**Your goal:**
All lines featuring the string "Monthly" are to be listed.

**Supplied material:**
(begin)
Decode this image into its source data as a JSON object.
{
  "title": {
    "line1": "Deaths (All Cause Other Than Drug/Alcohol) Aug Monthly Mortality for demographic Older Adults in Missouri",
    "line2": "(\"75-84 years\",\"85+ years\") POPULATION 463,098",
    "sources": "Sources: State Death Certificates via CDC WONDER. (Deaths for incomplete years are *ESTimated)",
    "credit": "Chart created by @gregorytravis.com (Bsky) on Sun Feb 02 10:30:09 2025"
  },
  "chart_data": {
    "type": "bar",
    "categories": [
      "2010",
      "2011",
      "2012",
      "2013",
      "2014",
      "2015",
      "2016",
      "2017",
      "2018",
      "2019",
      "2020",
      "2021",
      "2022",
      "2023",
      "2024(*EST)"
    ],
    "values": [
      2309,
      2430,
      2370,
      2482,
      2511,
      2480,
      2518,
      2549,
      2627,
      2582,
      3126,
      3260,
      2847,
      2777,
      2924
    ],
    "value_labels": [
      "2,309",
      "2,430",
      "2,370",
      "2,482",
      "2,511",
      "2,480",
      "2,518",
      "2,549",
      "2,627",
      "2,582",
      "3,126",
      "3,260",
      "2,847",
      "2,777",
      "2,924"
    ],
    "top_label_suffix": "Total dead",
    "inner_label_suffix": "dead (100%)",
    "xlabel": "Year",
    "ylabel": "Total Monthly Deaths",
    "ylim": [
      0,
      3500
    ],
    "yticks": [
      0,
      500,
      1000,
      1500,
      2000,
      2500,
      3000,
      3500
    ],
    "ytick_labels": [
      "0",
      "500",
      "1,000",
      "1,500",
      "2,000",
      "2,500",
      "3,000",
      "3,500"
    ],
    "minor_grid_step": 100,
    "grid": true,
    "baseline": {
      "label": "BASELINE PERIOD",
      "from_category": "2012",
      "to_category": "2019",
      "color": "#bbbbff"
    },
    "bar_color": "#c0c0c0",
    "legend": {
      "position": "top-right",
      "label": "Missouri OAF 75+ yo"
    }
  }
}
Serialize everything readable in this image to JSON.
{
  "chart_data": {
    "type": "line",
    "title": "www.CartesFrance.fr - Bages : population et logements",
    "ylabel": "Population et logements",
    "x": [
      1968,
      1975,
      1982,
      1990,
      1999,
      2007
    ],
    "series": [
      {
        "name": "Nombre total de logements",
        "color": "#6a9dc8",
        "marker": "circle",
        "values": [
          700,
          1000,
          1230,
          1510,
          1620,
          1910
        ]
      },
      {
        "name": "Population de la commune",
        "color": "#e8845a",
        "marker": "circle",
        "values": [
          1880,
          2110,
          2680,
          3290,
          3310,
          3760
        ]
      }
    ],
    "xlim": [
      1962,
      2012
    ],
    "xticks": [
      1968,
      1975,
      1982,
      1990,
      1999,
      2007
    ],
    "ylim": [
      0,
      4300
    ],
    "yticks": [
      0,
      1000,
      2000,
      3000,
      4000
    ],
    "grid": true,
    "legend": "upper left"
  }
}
(end)
**Result of this exercise:**
    "line1": "Deaths (All Cause Other Than Drug/Alcohol) Aug Monthly Mortality for demographic Older Adults in Missouri",
    "ylabel": "Total Monthly Deaths",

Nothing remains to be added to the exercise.